Written task: Every line containing the word "estimate" needs to be found and copied.

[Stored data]
◆ ◆ ◆ ◆ ◆

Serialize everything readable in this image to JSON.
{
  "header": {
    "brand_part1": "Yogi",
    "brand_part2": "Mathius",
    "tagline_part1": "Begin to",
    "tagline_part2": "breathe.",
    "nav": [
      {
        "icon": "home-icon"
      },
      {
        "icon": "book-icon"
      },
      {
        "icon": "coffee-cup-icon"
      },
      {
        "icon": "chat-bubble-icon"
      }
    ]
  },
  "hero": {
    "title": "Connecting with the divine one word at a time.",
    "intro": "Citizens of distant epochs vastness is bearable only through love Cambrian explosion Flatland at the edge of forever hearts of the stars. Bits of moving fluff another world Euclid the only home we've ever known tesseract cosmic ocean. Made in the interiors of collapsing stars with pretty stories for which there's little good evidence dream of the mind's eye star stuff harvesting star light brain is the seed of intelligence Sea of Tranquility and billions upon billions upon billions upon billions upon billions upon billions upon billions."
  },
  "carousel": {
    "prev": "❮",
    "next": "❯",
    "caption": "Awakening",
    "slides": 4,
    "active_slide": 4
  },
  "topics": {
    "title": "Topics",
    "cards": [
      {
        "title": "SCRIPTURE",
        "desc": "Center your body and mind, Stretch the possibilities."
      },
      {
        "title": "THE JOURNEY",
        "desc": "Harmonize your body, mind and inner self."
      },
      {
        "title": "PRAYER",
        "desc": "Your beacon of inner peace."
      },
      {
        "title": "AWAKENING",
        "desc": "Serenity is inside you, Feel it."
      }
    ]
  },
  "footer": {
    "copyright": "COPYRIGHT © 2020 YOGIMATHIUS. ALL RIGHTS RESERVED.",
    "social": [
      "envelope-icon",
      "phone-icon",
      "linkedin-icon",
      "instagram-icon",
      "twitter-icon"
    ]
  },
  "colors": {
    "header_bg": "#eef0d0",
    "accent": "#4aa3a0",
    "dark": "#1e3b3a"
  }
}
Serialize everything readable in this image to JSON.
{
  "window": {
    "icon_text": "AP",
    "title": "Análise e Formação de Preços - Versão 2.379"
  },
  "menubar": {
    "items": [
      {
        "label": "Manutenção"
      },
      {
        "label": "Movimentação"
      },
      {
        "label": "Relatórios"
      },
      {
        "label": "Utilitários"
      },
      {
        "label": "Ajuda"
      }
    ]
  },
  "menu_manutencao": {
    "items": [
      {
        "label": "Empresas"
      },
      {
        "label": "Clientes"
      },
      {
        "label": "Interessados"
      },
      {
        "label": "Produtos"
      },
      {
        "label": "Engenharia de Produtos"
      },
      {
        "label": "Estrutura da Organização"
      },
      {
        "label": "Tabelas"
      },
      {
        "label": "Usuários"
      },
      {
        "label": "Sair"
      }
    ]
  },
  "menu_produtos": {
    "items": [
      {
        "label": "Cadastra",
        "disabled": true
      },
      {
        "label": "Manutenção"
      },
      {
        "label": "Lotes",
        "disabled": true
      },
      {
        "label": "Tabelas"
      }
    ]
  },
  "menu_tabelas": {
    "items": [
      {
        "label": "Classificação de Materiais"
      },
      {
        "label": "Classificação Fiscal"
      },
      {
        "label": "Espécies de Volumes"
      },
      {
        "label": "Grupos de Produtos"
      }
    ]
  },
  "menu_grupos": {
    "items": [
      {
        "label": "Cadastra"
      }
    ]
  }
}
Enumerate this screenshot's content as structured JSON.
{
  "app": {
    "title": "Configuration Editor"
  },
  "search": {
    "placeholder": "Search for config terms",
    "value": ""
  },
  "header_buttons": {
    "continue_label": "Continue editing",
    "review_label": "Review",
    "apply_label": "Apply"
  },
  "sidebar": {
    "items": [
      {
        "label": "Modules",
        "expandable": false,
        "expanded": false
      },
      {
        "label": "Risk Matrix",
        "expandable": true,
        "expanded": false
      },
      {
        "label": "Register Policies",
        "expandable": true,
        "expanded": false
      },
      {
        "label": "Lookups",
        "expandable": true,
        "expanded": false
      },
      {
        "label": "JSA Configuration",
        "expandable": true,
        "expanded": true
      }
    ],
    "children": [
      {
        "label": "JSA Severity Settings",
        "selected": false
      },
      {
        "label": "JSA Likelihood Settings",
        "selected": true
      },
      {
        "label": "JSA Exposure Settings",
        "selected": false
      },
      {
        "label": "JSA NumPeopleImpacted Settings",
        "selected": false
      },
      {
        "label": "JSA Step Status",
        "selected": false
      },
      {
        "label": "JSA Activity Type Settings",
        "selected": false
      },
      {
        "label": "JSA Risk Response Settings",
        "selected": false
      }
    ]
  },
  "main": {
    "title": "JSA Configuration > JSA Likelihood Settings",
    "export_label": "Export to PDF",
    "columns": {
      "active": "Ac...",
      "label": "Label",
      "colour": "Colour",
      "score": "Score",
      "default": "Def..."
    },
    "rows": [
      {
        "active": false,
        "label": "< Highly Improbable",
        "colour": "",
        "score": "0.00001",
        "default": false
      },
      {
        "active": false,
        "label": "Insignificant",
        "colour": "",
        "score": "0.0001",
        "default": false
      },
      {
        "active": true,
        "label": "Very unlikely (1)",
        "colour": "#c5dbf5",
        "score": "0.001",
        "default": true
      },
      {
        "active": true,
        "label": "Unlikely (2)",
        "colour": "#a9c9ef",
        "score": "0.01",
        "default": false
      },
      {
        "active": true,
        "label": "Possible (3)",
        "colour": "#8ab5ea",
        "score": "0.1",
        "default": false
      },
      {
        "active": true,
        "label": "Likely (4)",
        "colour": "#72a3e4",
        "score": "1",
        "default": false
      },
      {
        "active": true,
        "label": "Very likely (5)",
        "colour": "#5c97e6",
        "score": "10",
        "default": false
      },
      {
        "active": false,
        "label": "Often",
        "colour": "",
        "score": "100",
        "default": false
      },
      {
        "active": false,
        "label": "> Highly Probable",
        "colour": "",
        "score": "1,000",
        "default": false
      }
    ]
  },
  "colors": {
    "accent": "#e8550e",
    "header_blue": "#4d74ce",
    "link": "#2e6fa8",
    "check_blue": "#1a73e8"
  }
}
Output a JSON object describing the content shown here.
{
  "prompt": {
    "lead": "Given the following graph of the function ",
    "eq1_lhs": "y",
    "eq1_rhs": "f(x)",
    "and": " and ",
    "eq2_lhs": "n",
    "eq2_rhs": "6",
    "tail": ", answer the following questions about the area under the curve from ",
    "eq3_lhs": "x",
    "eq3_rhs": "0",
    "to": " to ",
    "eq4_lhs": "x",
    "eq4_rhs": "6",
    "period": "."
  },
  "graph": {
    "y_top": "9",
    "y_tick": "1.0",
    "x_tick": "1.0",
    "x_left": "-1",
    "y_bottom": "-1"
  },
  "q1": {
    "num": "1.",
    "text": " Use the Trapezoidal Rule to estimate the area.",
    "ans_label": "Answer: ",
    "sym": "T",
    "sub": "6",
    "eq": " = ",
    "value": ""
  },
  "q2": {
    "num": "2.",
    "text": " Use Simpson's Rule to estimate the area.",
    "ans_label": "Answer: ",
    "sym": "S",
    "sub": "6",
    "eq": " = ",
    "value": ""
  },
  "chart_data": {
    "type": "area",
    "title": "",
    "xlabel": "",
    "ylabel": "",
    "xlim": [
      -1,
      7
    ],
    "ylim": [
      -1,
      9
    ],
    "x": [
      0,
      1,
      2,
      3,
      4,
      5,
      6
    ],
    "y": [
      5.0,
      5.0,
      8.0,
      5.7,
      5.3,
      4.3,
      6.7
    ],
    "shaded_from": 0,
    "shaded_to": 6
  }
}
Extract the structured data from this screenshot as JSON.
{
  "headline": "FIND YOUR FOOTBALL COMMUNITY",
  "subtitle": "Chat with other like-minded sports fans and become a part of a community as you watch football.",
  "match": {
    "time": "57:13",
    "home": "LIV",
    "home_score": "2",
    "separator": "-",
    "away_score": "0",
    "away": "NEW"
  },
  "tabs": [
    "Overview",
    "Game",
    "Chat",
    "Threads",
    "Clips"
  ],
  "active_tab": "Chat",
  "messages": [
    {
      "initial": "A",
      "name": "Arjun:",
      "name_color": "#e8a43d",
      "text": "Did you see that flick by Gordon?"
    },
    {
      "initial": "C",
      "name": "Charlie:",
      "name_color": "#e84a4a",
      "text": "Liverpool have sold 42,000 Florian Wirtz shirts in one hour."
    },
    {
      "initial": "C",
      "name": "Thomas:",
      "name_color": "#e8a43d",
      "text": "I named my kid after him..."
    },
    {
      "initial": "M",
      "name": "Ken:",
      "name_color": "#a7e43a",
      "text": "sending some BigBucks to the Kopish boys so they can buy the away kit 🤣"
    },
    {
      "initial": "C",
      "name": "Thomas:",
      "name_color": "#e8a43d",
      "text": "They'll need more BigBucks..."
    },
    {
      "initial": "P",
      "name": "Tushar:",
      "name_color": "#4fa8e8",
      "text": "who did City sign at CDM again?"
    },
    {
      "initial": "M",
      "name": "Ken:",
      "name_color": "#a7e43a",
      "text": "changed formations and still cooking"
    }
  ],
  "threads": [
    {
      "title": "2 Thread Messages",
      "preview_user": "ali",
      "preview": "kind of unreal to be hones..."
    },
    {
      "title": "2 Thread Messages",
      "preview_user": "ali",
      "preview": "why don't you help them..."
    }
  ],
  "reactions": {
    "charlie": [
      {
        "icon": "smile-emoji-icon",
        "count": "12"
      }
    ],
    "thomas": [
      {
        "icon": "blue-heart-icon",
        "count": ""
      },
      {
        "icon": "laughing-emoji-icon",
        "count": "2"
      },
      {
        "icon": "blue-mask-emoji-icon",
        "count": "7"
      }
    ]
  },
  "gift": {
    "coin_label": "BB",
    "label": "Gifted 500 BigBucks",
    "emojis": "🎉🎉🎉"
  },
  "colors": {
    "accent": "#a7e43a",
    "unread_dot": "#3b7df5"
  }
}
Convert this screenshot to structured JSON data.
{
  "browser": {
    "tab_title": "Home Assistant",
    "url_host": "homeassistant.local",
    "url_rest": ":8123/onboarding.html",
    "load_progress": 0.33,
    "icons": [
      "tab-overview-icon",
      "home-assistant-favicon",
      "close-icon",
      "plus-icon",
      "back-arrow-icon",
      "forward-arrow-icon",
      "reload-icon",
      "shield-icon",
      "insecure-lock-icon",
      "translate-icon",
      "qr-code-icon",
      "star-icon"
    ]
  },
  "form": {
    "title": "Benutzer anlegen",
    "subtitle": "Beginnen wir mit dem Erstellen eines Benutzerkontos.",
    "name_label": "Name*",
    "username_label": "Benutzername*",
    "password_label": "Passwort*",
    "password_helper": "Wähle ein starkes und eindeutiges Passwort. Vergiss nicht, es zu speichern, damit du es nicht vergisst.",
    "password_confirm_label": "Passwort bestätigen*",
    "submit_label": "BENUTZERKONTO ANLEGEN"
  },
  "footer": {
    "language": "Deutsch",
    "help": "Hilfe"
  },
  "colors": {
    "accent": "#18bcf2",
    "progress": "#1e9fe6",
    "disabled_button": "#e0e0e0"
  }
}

◆ ◆ ◆ ◆ ◆

Exercise response:
    "text": " Use the Trapezoidal Rule to estimate the area.",
    "text": " Use Simpson's Rule to estimate the area.",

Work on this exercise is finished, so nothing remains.